__PROBLEM TO WORK ON__
Among the lines below, list those containing the string "имущества".

__DATA__
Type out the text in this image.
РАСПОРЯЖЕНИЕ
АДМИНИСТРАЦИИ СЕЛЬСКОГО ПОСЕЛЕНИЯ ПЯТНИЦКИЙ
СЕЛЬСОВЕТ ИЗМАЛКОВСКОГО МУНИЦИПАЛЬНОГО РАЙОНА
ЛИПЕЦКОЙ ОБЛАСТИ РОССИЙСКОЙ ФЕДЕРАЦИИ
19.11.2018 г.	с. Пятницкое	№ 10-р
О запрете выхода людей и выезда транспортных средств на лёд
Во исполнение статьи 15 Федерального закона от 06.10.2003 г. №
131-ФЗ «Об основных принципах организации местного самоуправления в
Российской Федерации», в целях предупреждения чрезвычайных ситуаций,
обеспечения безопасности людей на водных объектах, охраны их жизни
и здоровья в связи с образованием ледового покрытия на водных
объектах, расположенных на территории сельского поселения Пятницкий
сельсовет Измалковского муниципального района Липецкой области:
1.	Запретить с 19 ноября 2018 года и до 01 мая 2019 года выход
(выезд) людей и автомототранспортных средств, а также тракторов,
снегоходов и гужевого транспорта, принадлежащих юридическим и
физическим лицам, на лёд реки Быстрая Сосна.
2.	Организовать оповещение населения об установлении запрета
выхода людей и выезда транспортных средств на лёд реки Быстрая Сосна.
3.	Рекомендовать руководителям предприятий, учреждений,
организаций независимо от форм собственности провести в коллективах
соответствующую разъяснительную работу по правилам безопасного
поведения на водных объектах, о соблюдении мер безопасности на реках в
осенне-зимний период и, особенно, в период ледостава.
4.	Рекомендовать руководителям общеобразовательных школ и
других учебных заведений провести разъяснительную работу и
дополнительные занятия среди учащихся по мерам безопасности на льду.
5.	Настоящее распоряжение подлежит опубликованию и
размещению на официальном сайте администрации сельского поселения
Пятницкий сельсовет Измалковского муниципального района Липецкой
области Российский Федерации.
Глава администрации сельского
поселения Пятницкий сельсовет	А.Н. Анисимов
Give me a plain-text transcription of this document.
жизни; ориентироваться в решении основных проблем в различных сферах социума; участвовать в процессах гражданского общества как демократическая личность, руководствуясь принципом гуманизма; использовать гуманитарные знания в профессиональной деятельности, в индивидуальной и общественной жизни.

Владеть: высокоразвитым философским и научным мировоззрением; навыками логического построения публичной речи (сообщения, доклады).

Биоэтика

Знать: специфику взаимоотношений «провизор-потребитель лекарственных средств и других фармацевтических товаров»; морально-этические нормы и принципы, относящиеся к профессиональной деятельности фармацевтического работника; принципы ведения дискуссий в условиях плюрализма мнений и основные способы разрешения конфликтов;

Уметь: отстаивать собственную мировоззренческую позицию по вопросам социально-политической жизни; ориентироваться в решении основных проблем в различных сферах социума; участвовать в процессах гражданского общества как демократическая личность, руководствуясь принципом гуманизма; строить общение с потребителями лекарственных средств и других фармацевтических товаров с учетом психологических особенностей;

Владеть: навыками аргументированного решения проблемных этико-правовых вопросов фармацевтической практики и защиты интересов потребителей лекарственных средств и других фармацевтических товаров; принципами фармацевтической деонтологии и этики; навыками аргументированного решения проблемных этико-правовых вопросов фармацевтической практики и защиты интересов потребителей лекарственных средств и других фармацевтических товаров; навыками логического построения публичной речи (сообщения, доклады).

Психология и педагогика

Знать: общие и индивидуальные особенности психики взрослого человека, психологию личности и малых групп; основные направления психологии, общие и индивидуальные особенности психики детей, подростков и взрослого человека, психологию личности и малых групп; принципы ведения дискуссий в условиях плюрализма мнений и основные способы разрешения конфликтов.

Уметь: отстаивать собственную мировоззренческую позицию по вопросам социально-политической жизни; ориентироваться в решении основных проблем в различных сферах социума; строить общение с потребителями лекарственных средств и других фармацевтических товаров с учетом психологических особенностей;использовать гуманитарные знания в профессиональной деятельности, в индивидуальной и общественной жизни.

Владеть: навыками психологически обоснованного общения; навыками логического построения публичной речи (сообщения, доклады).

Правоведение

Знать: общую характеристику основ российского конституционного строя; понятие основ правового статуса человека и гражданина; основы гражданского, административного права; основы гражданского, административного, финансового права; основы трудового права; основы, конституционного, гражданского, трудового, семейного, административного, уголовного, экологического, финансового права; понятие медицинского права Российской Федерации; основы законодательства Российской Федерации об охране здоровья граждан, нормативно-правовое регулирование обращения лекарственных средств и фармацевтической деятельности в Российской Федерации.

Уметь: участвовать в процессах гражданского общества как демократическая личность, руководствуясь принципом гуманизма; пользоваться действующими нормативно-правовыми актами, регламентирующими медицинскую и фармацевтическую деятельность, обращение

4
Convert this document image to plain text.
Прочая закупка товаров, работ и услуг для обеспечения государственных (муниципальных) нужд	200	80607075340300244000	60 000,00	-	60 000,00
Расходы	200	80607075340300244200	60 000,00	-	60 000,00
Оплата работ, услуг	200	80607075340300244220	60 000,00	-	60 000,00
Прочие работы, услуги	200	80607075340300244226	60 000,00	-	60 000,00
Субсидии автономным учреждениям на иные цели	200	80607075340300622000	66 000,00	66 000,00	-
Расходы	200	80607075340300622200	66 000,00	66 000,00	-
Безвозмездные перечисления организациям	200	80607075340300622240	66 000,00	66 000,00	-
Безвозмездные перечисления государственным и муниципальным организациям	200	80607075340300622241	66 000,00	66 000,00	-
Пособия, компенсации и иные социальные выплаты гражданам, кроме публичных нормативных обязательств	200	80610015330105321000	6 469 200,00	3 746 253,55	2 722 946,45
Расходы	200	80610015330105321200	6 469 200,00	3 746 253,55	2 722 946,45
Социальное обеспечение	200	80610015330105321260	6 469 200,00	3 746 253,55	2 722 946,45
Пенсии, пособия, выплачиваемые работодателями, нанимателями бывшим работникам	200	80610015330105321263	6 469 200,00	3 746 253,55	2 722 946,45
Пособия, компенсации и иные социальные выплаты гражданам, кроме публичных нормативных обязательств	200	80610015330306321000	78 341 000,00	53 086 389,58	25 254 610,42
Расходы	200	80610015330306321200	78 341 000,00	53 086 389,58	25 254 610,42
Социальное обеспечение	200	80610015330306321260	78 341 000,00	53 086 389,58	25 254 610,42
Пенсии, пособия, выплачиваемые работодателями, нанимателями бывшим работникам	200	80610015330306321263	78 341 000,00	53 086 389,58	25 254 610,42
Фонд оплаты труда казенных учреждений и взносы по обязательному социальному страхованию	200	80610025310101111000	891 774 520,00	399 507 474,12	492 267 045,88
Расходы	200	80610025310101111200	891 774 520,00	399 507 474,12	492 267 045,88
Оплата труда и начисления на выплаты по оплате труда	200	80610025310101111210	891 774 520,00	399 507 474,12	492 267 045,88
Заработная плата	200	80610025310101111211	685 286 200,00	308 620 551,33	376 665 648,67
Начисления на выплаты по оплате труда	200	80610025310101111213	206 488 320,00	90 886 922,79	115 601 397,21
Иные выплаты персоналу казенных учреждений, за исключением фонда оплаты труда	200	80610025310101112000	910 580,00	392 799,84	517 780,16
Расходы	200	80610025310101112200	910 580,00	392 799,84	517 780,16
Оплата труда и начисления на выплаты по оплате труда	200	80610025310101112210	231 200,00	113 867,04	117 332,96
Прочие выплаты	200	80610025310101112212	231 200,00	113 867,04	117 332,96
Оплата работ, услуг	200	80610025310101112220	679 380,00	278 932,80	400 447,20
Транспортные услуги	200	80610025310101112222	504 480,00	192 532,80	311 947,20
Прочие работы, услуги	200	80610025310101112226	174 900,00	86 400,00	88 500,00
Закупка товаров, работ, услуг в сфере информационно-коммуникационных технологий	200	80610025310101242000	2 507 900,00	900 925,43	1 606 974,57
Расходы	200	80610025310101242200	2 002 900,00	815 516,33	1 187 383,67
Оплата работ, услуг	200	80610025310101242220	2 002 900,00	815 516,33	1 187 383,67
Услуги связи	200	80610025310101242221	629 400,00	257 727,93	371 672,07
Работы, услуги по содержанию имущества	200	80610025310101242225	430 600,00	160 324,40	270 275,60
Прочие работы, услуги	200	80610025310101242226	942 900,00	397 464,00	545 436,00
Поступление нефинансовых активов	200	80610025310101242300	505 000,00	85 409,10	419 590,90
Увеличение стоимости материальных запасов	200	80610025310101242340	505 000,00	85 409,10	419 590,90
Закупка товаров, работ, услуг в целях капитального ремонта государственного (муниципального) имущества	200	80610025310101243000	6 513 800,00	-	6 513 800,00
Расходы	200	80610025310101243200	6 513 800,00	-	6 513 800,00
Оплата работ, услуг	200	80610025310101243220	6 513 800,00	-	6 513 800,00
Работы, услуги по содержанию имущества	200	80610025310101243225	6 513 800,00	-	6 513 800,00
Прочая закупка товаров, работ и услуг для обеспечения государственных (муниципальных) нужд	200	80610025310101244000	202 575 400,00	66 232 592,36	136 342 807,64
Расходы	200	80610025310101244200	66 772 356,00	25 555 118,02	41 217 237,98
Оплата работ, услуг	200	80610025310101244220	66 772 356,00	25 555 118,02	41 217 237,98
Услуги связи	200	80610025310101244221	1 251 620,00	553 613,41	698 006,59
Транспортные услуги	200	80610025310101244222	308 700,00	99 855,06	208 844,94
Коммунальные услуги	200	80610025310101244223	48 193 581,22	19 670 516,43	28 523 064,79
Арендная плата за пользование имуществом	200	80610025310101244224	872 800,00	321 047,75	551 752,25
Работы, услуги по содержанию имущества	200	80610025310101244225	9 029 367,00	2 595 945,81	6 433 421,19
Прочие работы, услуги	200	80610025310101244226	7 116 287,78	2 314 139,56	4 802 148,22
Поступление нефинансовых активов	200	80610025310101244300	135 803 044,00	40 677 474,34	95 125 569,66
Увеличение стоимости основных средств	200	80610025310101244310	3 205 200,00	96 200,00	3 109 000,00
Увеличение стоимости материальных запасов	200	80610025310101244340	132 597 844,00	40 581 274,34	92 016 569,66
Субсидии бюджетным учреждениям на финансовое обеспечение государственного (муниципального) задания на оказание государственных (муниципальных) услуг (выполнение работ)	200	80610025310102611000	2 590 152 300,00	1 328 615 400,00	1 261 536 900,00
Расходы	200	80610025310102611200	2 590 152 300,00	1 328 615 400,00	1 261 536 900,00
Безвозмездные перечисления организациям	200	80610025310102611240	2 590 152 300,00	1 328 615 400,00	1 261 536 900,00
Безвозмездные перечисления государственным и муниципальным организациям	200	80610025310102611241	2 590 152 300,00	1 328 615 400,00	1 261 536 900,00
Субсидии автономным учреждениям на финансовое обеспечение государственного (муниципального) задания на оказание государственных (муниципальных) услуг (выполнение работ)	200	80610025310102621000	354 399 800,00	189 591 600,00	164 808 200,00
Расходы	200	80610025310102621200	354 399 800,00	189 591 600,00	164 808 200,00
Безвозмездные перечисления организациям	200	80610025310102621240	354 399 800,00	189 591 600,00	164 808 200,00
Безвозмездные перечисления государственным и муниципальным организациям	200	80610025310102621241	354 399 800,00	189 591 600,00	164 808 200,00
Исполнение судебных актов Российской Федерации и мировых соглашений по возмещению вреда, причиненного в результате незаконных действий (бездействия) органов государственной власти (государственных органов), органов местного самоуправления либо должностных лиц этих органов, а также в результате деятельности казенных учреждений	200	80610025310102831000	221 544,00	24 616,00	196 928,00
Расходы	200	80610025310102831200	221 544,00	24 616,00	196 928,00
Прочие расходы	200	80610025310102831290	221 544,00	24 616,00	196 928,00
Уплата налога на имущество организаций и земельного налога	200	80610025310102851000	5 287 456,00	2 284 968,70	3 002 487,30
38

__ANSWER FOR THIS EXERCISE__
Работы, услуги по содержанию имущества	200	80610025310101242225	430 600,00	160 324,40	270 275,60
Закупка товаров, работ, услуг в целях капитального ремонта государственного (муниципального) имущества	200	80610025310101243000	6 513 800,00	-	6 513 800,00
Работы, услуги по содержанию имущества	200	80610025310101243225	6 513 800,00	-	6 513 800,00
Работы, услуги по содержанию имущества	200	80610025310101244225	9 029 367,00	2 595 945,81	6 433 421,19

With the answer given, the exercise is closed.